* _Data excerpts_
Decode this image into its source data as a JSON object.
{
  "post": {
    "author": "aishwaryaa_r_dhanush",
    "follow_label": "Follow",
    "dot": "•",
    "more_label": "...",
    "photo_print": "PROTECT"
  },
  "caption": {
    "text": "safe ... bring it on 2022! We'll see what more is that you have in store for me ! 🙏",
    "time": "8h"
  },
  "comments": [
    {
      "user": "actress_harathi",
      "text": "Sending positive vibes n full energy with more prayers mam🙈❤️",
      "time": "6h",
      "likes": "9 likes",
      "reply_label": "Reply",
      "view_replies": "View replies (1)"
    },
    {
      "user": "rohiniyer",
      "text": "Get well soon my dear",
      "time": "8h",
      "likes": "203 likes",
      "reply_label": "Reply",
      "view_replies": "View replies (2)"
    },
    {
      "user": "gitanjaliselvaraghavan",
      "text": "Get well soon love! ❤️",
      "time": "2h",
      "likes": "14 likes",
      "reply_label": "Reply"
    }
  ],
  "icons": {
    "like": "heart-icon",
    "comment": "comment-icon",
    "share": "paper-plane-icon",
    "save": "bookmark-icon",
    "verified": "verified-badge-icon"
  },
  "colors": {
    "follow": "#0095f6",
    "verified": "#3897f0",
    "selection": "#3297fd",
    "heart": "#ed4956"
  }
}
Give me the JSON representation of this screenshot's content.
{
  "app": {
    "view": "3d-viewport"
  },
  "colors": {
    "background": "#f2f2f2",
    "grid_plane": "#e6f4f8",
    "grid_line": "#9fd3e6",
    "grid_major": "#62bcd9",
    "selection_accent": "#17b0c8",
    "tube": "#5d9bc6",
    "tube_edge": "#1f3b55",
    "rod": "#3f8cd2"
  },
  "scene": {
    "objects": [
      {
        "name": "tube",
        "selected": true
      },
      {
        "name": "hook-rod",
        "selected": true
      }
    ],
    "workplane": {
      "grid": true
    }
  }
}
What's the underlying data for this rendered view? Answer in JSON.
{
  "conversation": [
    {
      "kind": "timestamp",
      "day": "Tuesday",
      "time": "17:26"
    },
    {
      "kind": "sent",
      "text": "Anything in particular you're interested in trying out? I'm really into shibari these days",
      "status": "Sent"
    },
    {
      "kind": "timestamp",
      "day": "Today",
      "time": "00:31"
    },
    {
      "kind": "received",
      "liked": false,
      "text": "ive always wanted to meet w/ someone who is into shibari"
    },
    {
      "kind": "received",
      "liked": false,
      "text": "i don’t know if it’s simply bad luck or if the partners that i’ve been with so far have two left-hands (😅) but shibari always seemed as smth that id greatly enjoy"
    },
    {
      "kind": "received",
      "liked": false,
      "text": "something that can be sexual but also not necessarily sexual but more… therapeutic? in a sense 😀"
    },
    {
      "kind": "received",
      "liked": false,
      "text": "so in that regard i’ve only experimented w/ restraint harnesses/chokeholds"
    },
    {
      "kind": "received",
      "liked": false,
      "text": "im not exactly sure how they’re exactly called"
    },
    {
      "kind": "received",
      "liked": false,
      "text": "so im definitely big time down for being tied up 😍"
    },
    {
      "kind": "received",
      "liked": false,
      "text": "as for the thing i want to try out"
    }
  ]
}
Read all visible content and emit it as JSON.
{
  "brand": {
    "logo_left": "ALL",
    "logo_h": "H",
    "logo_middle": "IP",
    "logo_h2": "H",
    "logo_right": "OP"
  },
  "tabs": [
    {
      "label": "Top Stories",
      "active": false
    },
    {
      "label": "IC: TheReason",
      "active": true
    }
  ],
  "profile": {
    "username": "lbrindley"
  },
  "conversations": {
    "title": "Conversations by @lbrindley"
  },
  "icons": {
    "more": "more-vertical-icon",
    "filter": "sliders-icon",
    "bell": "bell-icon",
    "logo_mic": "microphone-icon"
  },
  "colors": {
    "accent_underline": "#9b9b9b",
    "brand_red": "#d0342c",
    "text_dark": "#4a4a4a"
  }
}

* _Given request_
In the records, locate each line holding the string "that" and copy it.

* _Task answer_
    "text": "safe ... bring it on 2022! We'll see what more is that you have in store for me ! 🙏",
      "text": "i don’t know if it’s simply bad luck or if the partners that i’ve been with so far have two left-hands (😅) but shibari always seemed as smth that id greatly enjoy"
      "text": "something that can be sexual but also not necessarily sexual but more… therapeutic? in a sense 😀"
      "text": "so in that regard i’ve only experimented w/ restraint harnesses/chokeholds"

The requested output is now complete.